■ Challenge: Copy out every record precisely.
***** Material provided
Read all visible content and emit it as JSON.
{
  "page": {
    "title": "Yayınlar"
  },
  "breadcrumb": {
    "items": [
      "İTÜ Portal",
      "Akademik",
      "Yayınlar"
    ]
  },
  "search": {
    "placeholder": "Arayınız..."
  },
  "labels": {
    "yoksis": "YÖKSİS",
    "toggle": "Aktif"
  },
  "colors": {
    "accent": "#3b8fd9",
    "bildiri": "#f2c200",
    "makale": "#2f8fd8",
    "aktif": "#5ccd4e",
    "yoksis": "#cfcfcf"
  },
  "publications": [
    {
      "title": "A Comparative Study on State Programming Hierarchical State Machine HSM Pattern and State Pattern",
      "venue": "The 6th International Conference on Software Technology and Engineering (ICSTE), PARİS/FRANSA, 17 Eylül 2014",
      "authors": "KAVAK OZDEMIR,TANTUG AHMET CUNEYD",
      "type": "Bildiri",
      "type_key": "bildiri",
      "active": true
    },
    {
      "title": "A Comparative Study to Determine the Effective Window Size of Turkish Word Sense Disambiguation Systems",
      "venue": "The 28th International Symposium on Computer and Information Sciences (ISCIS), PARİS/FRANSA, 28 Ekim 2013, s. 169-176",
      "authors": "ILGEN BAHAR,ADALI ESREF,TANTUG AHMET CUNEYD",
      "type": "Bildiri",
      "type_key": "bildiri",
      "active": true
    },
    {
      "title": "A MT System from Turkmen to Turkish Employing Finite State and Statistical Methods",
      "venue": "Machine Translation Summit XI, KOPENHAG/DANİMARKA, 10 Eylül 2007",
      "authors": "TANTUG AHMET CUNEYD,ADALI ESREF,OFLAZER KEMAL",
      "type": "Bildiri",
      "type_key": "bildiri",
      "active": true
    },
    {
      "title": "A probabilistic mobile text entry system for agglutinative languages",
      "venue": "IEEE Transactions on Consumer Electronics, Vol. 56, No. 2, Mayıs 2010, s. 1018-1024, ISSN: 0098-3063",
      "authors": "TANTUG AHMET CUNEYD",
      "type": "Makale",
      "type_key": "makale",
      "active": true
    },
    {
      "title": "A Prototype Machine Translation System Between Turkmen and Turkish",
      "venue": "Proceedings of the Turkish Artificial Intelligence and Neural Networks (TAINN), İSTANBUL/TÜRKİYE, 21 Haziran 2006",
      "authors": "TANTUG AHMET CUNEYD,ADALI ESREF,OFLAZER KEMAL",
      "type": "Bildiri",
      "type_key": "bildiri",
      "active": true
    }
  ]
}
**********
■ Task response:
Read all visible content and emit it as JSON.
{
  "page": {
    "title": "Yayınlar"
  },
  "breadcrumb": {
    "items": [
      "İTÜ Portal",
      "Akademik",
      "Yayınlar"
    ]
  },
  "search": {
    "placeholder": "Arayınız..."
  },
  "labels": {
    "yoksis": "YÖKSİS",
    "toggle": "Aktif"
  },
  "colors": {
    "accent": "#3b8fd9",
    "bildiri": "#f2c200",
    "makale": "#2f8fd8",
    "aktif": "#5ccd4e",
    "yoksis": "#cfcfcf"
  },
  "publications": [
    {
      "title": "A Comparative Study on State Programming Hierarchical State Machine HSM Pattern and State Pattern",
      "venue": "The 6th International Conference on Software Technology and Engineering (ICSTE), PARİS/FRANSA, 17 Eylül 2014",
      "authors": "KAVAK OZDEMIR,TANTUG AHMET CUNEYD",
      "type": "Bildiri",
      "type_key": "bildiri",
      "active": true
    },
    {
      "title": "A Comparative Study to Determine the Effective Window Size of Turkish Word Sense Disambiguation Systems",
      "venue": "The 28th International Symposium on Computer and Information Sciences (ISCIS), PARİS/FRANSA, 28 Ekim 2013, s. 169-176",
      "authors": "ILGEN BAHAR,ADALI ESREF,TANTUG AHMET CUNEYD",
      "type": "Bildiri",
      "type_key": "bildiri",
      "active": true
    },
    {
      "title": "A MT System from Turkmen to Turkish Employing Finite State and Statistical Methods",
      "venue": "Machine Translation Summit XI, KOPENHAG/DANİMARKA, 10 Eylül 2007",
      "authors": "TANTUG AHMET CUNEYD,ADALI ESREF,OFLAZER KEMAL",
      "type": "Bildiri",
      "type_key": "bildiri",
      "active": true
    },
    {
      "title": "A probabilistic mobile text entry system for agglutinative languages",
      "venue": "IEEE Transactions on Consumer Electronics, Vol. 56, No. 2, Mayıs 2010, s. 1018-1024, ISSN: 0098-3063",
      "authors": "TANTUG AHMET CUNEYD",
      "type": "Makale",
      "type_key": "makale",
      "active": true
    },
    {
      "title": "A Prototype Machine Translation System Between Turkmen and Turkish",
      "venue": "Proceedings of the Turkish Artificial Intelligence and Neural Networks (TAINN), İSTANBUL/TÜRKİYE, 21 Haziran 2006",
      "authors": "TANTUG AHMET CUNEYD,ADALI ESREF,OFLAZER KEMAL",
      "type": "Bildiri",
      "type_key": "bildiri",
      "active": true
    }
  ]
}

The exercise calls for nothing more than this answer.